# What this task involves
Go through the records and copy each line where the word "color" occurs.

# Supplied material
........

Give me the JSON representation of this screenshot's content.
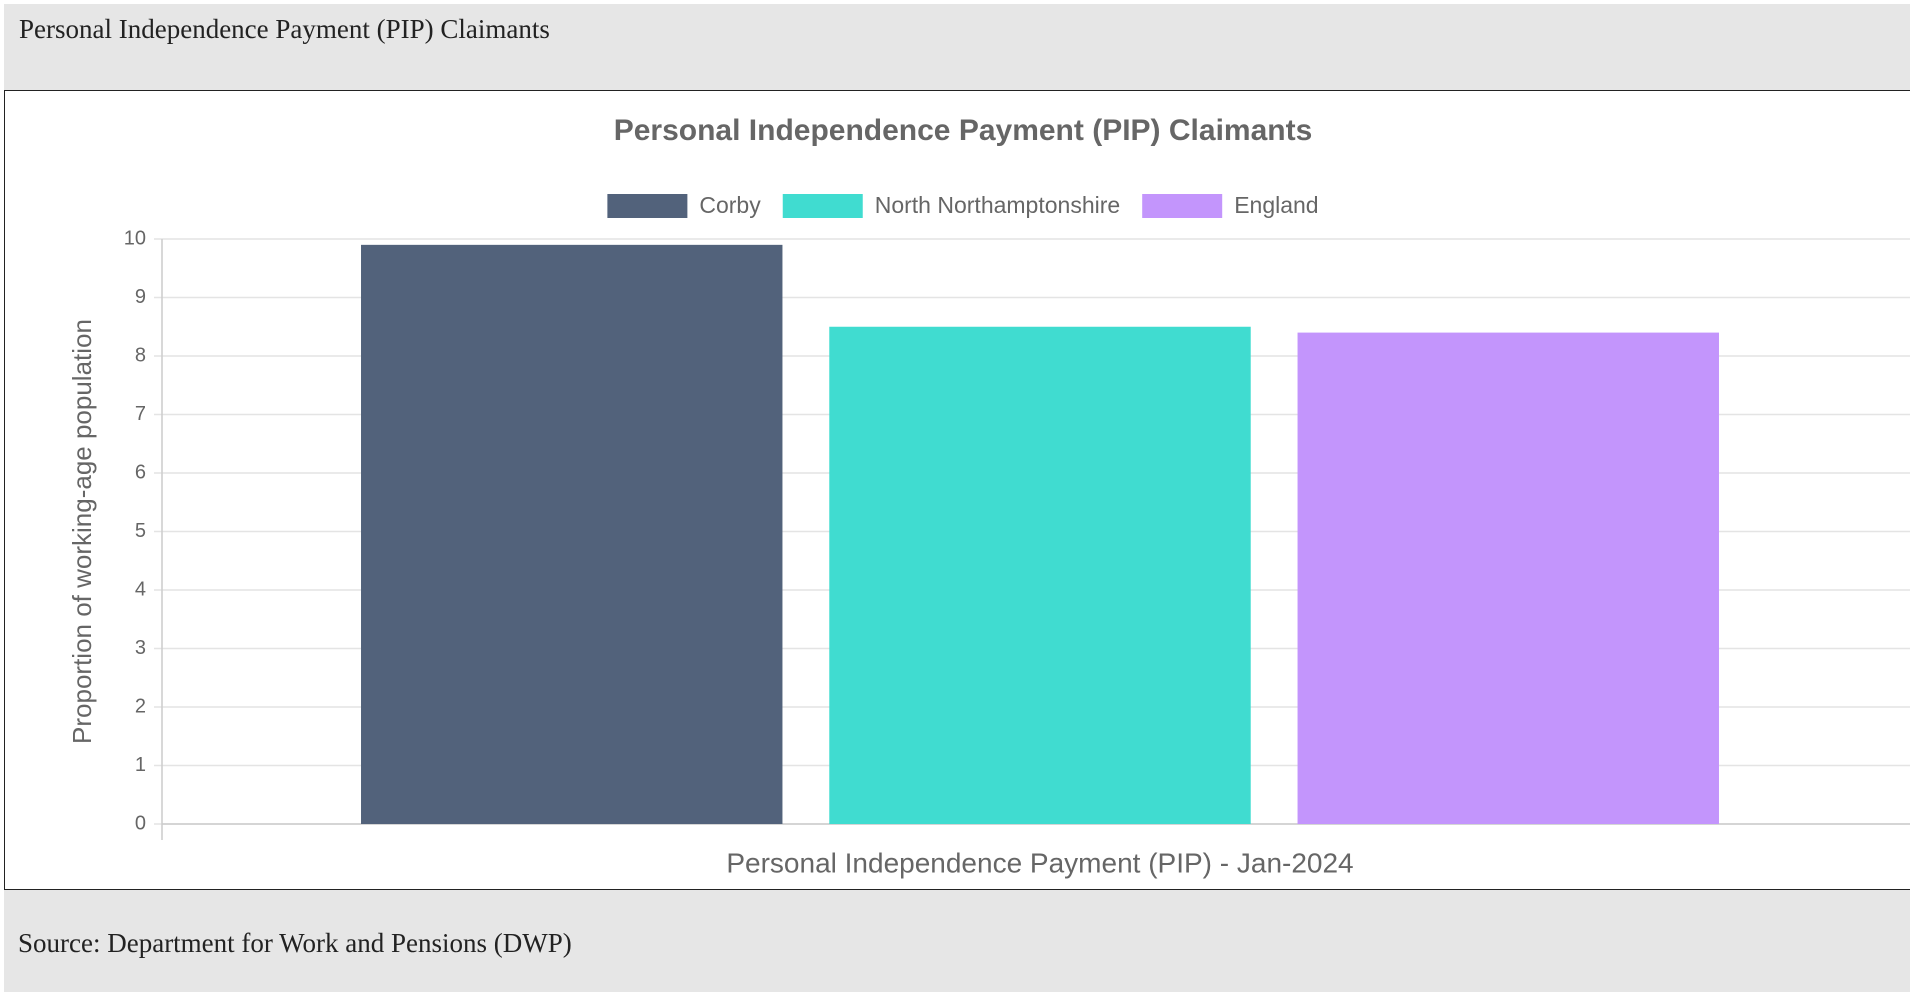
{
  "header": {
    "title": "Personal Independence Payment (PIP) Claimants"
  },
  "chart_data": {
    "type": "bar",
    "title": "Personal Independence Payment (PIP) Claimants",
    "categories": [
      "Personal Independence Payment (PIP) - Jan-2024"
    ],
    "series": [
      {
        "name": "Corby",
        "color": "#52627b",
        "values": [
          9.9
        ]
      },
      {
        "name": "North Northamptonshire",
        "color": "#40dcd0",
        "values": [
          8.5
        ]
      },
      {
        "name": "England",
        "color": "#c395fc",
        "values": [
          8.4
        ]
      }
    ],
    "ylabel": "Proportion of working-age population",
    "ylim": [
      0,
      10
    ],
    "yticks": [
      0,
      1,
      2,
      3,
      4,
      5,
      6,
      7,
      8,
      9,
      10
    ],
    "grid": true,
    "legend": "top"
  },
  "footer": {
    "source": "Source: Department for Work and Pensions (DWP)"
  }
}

........

# Answer
        "color": "#52627b",
        "color": "#40dcd0",
        "color": "#c395fc",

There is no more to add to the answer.